• Task to carry out: Sort through the entries below and pull out lines containing the word "Viento".

• Task material:
>>>

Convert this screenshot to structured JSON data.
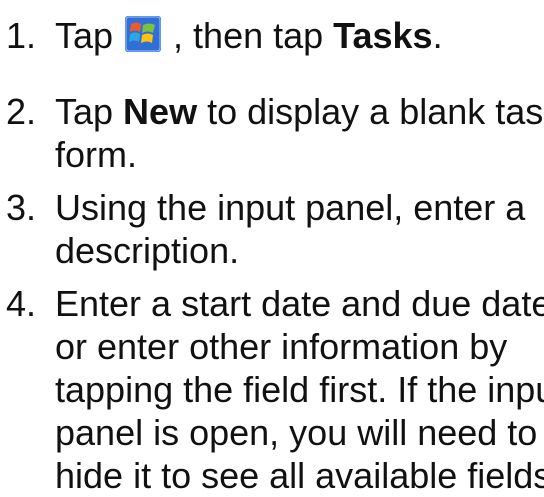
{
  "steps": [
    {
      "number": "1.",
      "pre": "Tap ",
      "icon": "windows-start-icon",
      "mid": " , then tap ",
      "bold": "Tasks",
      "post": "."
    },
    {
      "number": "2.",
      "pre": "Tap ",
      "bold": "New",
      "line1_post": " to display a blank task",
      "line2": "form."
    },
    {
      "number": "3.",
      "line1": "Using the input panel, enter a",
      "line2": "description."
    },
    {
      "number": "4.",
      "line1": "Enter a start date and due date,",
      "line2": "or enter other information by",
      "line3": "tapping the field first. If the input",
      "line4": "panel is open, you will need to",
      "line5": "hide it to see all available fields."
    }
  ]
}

<<<
>>>

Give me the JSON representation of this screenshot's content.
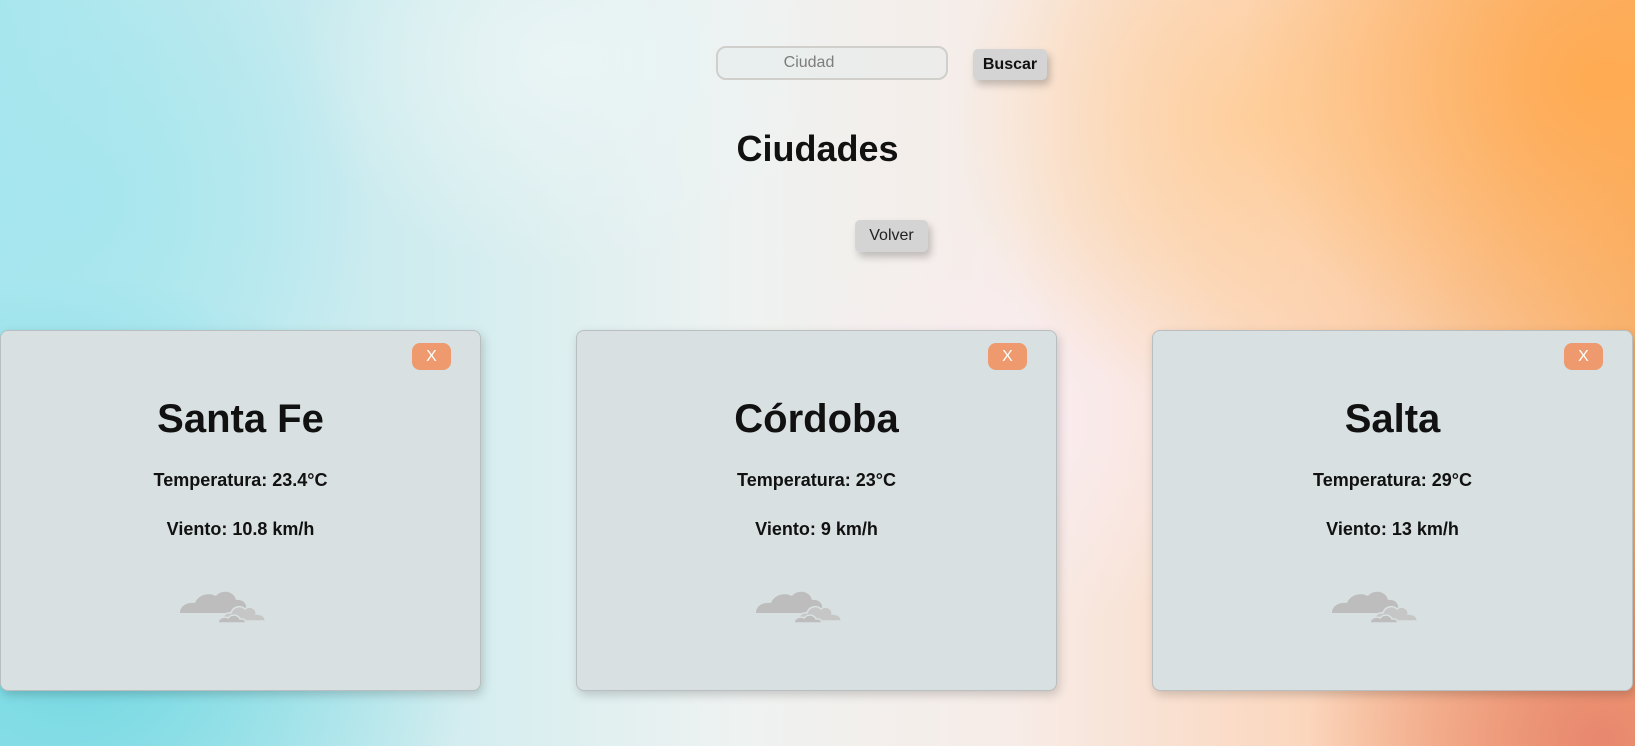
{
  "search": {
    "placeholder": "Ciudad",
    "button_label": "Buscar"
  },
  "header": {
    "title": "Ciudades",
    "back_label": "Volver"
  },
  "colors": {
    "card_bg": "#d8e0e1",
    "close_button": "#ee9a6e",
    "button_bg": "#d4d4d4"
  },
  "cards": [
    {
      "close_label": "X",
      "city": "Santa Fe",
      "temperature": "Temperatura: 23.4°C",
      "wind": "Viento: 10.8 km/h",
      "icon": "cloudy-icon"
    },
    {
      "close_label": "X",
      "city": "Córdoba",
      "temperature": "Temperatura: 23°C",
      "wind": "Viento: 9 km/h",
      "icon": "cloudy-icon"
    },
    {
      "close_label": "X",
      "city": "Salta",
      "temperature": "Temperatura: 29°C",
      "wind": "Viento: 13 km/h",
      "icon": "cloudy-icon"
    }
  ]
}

<<<
>>>

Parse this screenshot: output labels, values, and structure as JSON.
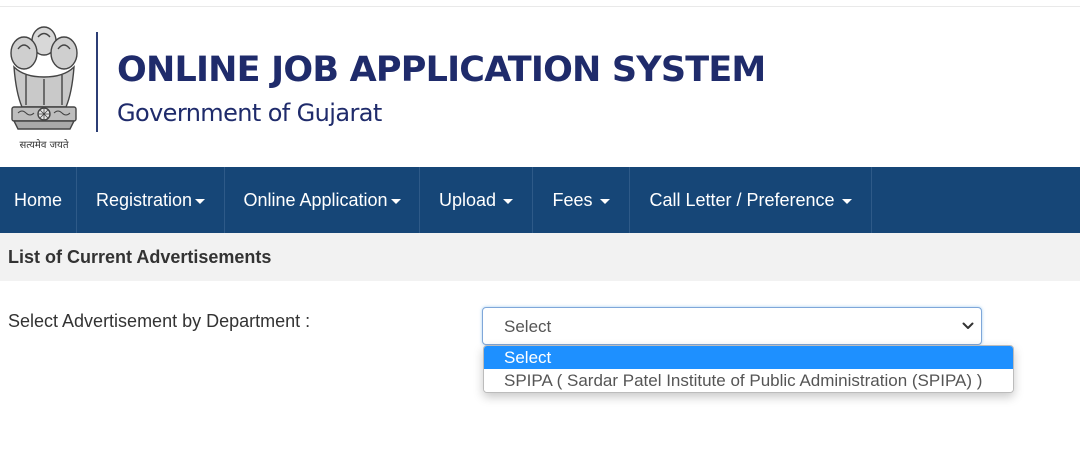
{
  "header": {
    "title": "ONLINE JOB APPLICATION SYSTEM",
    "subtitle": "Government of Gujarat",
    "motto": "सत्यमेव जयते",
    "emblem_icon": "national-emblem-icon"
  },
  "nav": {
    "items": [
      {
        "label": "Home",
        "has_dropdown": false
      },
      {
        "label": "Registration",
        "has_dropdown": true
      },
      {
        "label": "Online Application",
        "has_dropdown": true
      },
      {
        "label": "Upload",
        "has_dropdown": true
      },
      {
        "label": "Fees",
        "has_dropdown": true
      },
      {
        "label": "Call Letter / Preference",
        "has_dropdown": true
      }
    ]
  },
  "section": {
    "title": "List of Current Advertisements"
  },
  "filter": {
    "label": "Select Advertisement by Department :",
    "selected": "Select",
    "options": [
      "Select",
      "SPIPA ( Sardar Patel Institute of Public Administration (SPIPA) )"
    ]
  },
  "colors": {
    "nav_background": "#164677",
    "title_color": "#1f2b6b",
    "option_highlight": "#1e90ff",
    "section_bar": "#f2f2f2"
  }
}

<<<

• Full output:
      "wind": "Viento: 10.8 km/h",
      "wind": "Viento: 9 km/h",
      "wind": "Viento: 13 km/h",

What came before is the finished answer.